:: Exercise directions ::
Could you print every record below exactly as it appears?

_ _ _

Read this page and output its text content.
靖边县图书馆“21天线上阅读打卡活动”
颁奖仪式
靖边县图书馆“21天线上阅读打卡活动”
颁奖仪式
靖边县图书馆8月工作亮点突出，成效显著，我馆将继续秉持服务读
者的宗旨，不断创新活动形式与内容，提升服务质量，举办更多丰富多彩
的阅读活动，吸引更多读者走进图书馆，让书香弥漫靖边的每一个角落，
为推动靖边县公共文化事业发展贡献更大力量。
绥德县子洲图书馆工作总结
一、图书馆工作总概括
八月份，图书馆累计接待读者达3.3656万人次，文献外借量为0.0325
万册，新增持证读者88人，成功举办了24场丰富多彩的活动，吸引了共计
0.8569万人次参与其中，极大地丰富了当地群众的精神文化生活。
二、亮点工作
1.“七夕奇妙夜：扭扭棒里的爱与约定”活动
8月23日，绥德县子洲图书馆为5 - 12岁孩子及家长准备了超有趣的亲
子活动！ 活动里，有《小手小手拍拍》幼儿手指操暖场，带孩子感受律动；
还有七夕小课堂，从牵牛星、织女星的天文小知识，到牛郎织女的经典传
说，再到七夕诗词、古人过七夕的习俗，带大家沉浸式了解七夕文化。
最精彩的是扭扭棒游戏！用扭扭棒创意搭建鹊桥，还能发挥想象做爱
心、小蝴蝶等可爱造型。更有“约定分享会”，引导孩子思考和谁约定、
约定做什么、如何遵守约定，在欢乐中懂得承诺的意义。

_ _ _

:: Response below ::
Read this page and output its text content.
靖边县图书馆“21天线上阅读打卡活动”
颁奖仪式
靖边县图书馆“21天线上阅读打卡活动”
颁奖仪式
靖边县图书馆8月工作亮点突出，成效显著，我馆将继续秉持服务读
者的宗旨，不断创新活动形式与内容，提升服务质量，举办更多丰富多彩
的阅读活动，吸引更多读者走进图书馆，让书香弥漫靖边的每一个角落，
为推动靖边县公共文化事业发展贡献更大力量。
绥德县子洲图书馆工作总结
一、图书馆工作总概括
八月份，图书馆累计接待读者达3.3656万人次，文献外借量为0.0325
万册，新增持证读者88人，成功举办了24场丰富多彩的活动，吸引了共计
0.8569万人次参与其中，极大地丰富了当地群众的精神文化生活。
二、亮点工作
1.“七夕奇妙夜：扭扭棒里的爱与约定”活动
8月23日，绥德县子洲图书馆为5 - 12岁孩子及家长准备了超有趣的亲
子活动！ 活动里，有《小手小手拍拍》幼儿手指操暖场，带孩子感受律动；
还有七夕小课堂，从牵牛星、织女星的天文小知识，到牛郎织女的经典传
说，再到七夕诗词、古人过七夕的习俗，带大家沉浸式了解七夕文化。
最精彩的是扭扭棒游戏！用扭扭棒创意搭建鹊桥，还能发挥想象做爱
心、小蝴蝶等可爱造型。更有“约定分享会”，引导孩子思考和谁约定、
约定做什么、如何遵守约定，在欢乐中懂得承诺的意义。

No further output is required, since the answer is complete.